EXERCISE DESCRIPTION = Sift the listing for lines that hold the string "JSON" and pull them out.

>> START

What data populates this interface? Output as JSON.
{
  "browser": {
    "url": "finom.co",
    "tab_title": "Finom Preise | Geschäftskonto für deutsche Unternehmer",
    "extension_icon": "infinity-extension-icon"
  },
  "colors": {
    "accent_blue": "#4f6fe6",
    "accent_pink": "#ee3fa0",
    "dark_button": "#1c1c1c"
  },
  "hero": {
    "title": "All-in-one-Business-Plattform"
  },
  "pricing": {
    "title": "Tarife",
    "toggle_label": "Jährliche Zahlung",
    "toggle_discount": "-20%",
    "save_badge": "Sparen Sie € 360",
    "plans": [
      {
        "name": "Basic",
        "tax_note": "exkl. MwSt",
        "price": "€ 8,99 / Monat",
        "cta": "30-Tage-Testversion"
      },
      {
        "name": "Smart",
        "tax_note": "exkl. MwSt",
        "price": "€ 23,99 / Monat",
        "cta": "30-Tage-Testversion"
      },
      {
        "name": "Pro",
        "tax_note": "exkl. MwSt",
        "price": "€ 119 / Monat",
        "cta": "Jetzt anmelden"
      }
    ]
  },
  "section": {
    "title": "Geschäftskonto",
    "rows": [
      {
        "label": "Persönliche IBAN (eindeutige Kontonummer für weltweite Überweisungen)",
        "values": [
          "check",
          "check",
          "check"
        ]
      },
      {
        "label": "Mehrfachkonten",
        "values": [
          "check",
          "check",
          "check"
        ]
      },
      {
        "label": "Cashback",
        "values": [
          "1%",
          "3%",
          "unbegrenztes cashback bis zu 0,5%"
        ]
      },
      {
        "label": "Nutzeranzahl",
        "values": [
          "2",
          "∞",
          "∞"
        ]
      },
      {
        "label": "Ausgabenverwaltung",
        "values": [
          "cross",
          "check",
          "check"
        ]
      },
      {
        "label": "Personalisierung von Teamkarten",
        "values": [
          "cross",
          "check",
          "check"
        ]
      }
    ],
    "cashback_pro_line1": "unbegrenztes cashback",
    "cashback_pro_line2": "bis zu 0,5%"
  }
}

>> END
>> START

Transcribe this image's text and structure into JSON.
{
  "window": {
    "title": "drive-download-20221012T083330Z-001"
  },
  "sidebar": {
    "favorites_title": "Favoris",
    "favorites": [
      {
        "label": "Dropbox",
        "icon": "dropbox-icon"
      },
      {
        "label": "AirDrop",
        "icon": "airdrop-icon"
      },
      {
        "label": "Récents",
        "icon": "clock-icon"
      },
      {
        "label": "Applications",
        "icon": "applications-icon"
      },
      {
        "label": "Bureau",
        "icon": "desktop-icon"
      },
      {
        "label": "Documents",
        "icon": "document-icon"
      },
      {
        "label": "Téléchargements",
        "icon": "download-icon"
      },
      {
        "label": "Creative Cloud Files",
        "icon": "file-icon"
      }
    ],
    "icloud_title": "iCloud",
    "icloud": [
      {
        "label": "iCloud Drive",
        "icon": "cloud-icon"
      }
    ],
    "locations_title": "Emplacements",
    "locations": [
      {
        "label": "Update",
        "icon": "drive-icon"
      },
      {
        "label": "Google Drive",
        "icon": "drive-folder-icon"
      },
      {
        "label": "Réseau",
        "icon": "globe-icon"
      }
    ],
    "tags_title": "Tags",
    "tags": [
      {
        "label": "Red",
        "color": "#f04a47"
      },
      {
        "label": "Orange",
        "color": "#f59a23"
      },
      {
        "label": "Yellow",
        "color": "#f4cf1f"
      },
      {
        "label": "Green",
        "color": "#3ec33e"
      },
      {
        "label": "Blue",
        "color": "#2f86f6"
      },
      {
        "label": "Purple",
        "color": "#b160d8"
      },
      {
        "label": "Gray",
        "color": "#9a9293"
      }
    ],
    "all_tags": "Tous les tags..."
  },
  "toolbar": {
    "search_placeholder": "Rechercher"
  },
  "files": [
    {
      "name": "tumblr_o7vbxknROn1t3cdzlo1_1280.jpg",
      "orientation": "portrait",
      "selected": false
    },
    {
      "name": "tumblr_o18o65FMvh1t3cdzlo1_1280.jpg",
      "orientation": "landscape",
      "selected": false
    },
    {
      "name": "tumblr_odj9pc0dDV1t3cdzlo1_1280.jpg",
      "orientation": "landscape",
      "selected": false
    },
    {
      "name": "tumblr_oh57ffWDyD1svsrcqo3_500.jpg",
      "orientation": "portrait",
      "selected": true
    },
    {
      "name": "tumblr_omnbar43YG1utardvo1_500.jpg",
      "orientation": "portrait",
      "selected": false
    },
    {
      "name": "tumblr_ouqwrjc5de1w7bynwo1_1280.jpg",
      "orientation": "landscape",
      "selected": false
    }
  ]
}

>> END

OUTPUT OF THE TASK =
What data populates this interface? Output as JSON.
Transcribe this image's text and structure into JSON.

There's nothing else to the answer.